Figure data in JSON
-- Start --
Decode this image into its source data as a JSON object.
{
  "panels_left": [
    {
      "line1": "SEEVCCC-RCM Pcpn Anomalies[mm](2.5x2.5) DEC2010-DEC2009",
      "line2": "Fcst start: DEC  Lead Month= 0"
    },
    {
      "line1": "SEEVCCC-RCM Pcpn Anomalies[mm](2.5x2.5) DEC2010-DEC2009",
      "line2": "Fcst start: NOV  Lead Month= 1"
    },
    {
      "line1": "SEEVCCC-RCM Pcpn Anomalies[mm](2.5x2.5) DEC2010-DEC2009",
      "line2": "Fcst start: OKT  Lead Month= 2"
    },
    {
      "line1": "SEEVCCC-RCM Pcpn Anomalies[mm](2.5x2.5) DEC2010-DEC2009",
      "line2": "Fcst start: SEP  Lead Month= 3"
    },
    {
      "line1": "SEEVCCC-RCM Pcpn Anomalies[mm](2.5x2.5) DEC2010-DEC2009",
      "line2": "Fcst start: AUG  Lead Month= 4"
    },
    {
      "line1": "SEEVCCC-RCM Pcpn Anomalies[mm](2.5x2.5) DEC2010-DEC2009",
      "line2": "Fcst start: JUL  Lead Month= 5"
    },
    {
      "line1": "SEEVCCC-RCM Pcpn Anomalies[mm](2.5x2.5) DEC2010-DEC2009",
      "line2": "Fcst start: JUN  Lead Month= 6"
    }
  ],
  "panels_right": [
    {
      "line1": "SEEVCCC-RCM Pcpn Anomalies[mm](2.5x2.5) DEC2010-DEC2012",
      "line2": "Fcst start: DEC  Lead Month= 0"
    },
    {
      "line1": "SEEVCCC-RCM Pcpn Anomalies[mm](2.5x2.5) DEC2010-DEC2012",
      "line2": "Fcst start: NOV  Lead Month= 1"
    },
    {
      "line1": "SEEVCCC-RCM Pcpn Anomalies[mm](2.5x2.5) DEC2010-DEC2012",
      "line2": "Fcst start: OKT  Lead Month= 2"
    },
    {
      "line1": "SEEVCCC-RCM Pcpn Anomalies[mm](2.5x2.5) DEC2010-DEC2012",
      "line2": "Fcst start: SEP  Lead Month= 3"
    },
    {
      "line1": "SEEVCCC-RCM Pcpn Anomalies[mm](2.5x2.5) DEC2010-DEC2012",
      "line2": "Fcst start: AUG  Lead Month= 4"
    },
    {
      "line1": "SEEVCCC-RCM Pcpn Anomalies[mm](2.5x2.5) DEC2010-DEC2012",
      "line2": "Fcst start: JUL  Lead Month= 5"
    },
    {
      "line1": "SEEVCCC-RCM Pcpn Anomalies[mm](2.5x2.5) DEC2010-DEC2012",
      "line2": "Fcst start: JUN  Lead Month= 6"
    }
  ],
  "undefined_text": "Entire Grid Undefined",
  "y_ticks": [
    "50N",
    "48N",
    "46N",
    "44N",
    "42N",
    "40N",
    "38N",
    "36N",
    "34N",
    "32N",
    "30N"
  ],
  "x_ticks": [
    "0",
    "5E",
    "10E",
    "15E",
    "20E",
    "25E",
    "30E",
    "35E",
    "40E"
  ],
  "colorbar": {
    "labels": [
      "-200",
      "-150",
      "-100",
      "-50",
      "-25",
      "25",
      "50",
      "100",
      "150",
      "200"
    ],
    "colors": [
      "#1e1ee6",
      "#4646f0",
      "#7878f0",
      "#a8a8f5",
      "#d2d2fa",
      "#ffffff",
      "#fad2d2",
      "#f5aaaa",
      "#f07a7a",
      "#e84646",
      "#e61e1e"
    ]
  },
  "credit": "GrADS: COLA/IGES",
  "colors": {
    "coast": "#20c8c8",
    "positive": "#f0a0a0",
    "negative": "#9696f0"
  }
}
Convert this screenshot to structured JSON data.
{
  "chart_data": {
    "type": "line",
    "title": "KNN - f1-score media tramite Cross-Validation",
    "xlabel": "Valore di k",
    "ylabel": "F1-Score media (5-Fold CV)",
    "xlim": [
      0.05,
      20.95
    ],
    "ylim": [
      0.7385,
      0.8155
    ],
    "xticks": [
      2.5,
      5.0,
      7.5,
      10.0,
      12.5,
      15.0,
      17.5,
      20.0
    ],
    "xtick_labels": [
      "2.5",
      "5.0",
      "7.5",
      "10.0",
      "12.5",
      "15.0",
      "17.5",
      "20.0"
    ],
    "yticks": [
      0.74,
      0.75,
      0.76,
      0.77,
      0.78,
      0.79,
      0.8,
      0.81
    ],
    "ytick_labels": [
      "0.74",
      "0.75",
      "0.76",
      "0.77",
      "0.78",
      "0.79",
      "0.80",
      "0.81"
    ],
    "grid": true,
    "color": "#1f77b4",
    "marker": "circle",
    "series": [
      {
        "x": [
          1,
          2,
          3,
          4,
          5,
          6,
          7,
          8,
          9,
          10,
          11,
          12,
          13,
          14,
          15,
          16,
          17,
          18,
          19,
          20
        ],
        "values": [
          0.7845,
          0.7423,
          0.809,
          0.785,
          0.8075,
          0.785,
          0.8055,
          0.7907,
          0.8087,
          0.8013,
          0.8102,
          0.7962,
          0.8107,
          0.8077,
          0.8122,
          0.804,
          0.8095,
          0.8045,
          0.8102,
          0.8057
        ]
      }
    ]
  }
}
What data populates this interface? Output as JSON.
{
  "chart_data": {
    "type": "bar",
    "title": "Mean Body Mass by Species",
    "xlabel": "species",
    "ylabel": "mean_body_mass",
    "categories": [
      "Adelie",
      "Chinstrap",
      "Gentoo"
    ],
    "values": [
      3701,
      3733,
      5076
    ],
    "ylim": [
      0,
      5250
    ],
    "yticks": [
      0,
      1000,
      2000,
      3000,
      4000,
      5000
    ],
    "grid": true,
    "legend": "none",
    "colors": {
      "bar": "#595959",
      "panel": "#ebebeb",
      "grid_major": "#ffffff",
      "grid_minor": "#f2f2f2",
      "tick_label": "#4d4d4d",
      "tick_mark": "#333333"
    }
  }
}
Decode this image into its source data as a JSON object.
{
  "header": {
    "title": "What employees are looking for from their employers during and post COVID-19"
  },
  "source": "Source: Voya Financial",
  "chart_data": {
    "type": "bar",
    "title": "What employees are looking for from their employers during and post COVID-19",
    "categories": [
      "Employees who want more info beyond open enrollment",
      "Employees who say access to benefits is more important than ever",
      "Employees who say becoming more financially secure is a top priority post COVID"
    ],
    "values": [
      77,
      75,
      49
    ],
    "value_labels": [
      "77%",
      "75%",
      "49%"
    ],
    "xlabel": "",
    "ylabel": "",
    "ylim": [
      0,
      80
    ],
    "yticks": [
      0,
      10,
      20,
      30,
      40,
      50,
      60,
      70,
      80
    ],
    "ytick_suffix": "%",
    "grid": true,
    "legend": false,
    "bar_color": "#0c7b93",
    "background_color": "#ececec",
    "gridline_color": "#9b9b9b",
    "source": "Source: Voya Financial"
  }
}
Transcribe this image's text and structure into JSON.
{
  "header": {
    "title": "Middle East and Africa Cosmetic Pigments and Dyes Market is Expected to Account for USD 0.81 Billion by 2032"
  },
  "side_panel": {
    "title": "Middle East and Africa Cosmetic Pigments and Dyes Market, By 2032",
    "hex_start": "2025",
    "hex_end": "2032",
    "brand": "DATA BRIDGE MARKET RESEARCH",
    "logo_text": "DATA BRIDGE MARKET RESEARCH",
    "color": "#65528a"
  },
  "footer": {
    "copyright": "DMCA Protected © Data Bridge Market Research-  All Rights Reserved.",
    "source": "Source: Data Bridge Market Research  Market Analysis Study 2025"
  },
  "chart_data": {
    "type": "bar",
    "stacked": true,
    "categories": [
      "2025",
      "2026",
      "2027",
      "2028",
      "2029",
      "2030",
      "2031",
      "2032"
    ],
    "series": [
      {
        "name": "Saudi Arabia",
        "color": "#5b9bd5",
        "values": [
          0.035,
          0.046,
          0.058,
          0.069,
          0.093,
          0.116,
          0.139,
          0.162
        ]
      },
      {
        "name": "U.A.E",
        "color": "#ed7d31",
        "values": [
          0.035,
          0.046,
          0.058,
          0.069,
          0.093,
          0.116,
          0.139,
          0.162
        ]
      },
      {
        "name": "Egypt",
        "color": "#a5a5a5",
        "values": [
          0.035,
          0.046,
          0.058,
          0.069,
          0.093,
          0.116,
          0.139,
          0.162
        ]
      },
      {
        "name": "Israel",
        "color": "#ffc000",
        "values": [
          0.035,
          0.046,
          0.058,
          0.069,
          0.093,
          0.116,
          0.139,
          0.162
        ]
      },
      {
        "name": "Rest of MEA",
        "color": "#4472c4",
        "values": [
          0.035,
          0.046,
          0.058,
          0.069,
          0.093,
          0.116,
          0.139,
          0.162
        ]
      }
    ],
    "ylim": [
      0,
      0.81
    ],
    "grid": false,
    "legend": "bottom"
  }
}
-- End --
● **Exercise task**
Say how many lines of the data include the word "more". Respond with the number alone.

● **Result of this exercise**
3